**Set problem**
Reproduce every line of the rows below verbatim, omitting the pictures from your answer.

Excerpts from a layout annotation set
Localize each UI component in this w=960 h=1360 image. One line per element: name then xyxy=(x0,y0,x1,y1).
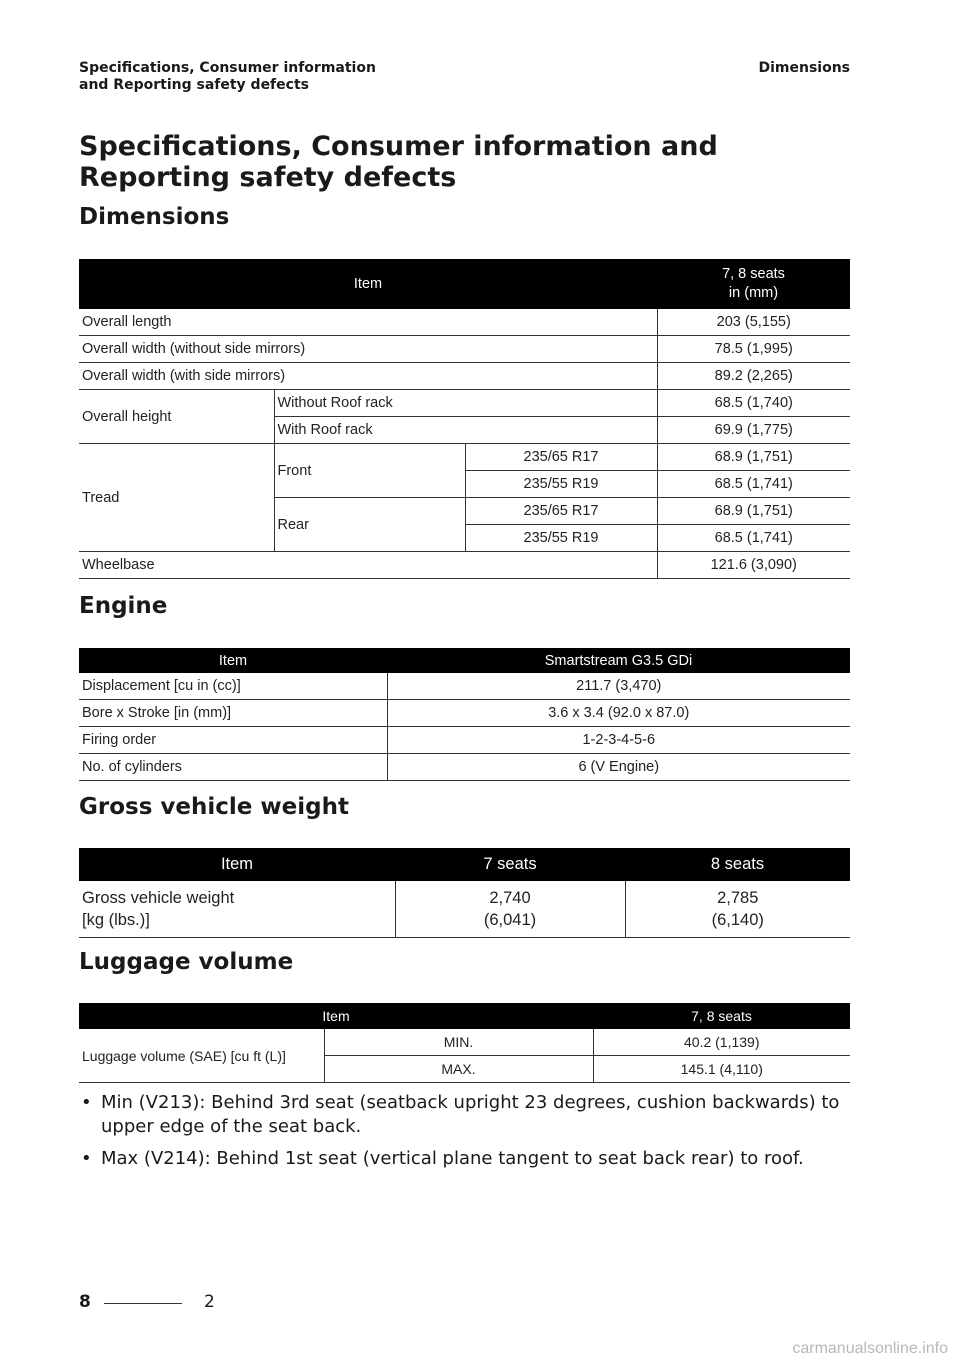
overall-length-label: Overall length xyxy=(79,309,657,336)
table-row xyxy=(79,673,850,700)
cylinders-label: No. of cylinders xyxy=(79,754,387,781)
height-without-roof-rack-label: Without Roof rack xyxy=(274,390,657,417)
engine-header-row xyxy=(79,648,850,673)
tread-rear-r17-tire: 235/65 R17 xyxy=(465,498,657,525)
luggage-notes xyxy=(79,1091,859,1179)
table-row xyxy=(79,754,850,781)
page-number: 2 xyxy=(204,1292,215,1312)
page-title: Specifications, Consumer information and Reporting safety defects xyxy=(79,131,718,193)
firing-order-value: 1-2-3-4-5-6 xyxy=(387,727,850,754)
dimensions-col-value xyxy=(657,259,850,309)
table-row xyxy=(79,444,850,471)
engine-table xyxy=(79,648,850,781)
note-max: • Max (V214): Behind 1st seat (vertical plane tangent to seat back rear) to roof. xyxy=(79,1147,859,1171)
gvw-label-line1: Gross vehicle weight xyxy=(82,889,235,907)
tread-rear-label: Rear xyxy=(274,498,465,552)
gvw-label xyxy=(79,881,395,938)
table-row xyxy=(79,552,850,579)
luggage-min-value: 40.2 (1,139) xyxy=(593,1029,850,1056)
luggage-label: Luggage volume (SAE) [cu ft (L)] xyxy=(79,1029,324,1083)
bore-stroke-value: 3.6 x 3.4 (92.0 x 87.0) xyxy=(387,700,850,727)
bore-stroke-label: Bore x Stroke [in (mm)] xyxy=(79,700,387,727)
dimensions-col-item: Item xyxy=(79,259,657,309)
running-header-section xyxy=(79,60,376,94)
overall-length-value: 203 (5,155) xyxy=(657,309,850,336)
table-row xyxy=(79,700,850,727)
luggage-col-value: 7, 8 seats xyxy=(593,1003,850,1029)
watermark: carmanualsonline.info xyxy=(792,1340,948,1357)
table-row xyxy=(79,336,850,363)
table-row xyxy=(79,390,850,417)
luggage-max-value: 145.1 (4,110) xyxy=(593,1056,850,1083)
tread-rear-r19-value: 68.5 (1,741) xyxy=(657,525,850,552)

**Solution**
Localize each UI component in this w=960 h=1360 image. One line per element: name then xyxy=(x0,y0,x1,y1).
overall-length-label: Overall length xyxy=(79,309,657,336)
table-row xyxy=(79,673,850,700)
cylinders-label: No. of cylinders xyxy=(79,754,387,781)
height-without-roof-rack-label: Without Roof rack xyxy=(274,390,657,417)
engine-header-row xyxy=(79,648,850,673)
tread-rear-r17-tire: 235/65 R17 xyxy=(465,498,657,525)
luggage-notes xyxy=(79,1091,859,1179)
table-row xyxy=(79,754,850,781)
page-number: 2 xyxy=(204,1292,215,1312)
page-title: Specifications, Consumer information and Reporting safety defects xyxy=(79,131,718,193)
firing-order-value: 1-2-3-4-5-6 xyxy=(387,727,850,754)
dimensions-col-value xyxy=(657,259,850,309)
table-row xyxy=(79,444,850,471)
engine-table xyxy=(79,648,850,781)
note-max: • Max (V214): Behind 1st seat (vertical plane tangent to seat back rear) to roof. xyxy=(79,1147,859,1171)
gvw-label-line1: Gross vehicle weight xyxy=(82,889,235,907)
tread-rear-label: Rear xyxy=(274,498,465,552)
gvw-label xyxy=(79,881,395,938)
table-row xyxy=(79,552,850,579)
luggage-min-value: 40.2 (1,139) xyxy=(593,1029,850,1056)
luggage-label: Luggage volume (SAE) [cu ft (L)] xyxy=(79,1029,324,1083)
bore-stroke-value: 3.6 x 3.4 (92.0 x 87.0) xyxy=(387,700,850,727)
bore-stroke-label: Bore x Stroke [in (mm)] xyxy=(79,700,387,727)
dimensions-col-item: Item xyxy=(79,259,657,309)
running-header-section xyxy=(79,60,376,94)
overall-length-value: 203 (5,155) xyxy=(657,309,850,336)
table-row xyxy=(79,700,850,727)
luggage-col-value: 7, 8 seats xyxy=(593,1003,850,1029)
watermark: carmanualsonline.info xyxy=(792,1340,948,1357)
table-row xyxy=(79,336,850,363)
table-row xyxy=(79,390,850,417)
luggage-max-value: 145.1 (4,110) xyxy=(593,1056,850,1083)
tread-rear-r19-value: 68.5 (1,741) xyxy=(657,525,850,552)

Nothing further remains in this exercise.